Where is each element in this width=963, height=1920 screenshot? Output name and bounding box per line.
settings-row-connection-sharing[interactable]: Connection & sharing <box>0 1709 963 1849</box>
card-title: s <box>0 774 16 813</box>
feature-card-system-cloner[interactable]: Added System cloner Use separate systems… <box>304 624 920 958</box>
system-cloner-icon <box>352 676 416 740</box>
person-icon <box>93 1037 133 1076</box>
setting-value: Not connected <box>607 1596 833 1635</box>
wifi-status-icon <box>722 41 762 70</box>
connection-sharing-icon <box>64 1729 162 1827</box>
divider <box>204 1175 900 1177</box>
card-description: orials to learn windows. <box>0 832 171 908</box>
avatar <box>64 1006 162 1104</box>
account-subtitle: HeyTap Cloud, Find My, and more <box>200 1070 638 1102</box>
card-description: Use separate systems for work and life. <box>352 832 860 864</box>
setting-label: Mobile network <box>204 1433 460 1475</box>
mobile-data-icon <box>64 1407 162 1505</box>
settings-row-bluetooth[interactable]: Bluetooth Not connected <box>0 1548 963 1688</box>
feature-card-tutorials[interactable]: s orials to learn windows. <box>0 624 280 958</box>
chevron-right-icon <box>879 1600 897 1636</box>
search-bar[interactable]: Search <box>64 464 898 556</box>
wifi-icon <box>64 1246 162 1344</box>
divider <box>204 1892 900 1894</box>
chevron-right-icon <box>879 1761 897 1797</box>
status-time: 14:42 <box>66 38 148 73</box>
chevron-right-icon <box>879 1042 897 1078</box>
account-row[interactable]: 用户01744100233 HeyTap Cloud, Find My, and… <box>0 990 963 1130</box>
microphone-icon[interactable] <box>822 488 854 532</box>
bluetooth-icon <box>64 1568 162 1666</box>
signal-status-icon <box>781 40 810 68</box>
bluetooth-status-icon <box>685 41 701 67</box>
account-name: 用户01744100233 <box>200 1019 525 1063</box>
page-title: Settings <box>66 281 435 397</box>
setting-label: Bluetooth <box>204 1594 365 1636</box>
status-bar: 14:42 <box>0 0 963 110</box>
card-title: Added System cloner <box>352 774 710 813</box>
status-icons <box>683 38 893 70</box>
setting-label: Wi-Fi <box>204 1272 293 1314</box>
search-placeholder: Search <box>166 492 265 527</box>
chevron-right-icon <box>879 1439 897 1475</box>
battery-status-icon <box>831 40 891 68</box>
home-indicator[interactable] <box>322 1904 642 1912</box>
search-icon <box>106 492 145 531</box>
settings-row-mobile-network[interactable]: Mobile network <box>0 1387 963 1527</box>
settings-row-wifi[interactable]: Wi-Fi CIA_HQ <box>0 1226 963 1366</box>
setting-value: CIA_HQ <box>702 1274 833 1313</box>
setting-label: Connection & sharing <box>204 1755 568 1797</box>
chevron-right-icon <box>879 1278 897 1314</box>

######

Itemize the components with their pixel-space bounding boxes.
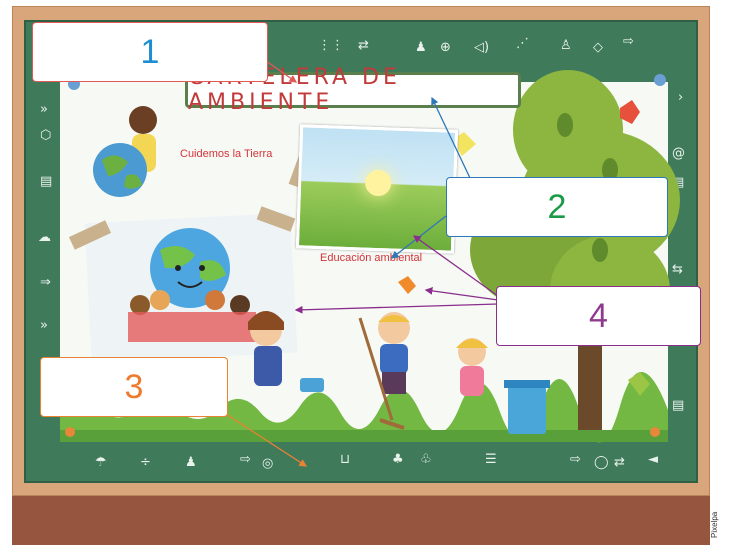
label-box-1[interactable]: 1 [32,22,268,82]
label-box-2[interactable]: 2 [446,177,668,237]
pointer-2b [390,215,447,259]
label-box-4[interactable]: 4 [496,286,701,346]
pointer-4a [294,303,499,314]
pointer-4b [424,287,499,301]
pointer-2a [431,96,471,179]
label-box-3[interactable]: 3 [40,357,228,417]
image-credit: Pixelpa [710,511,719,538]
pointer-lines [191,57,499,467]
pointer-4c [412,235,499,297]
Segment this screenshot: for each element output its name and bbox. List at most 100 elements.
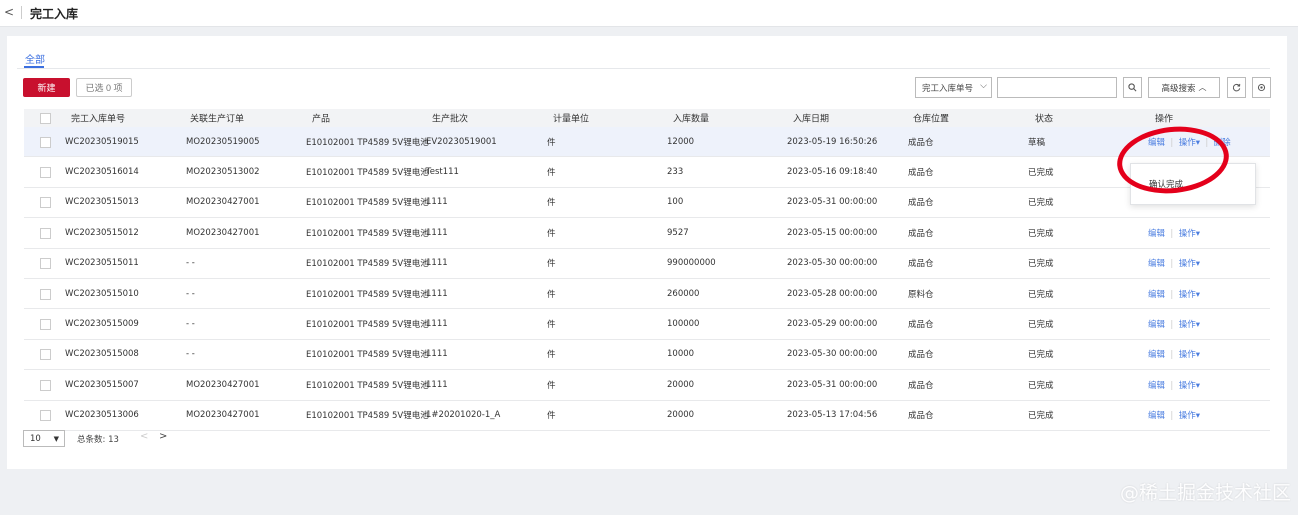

######

Lay out the lines from the line with "Itemize the components" to the line with "Segment this screenshot: for", inclusive, as a JSON list of strings with one string per line and blank lines omitted. Do not include the pictures in the answer.

RESULT FOR THIS TASK:
[
  "Itemize the components with their pixel-space bounding boxes.",
  "label-box-1[interactable]: 1 [32,22,268,82]",
  "label-box-2[interactable]: 2 [446,177,668,237]",
  "pointer-2b [390,215,447,259]",
  "label-box-4[interactable]: 4 [496,286,701,346]",
  "pointer-4a [294,303,499,314]",
  "pointer-4b [424,287,499,301]",
  "pointer-2a [431,96,471,179]",
  "label-box-3[interactable]: 3 [40,357,228,417]",
  "image-credit: Pixelpa [710,511,719,538]",
  "pointer-lines [191,57,499,467]",
  "pointer-4c [412,235,499,297]",
  "Segment this screenshot: for each element output its name and bbox. List at most 100 elements."
]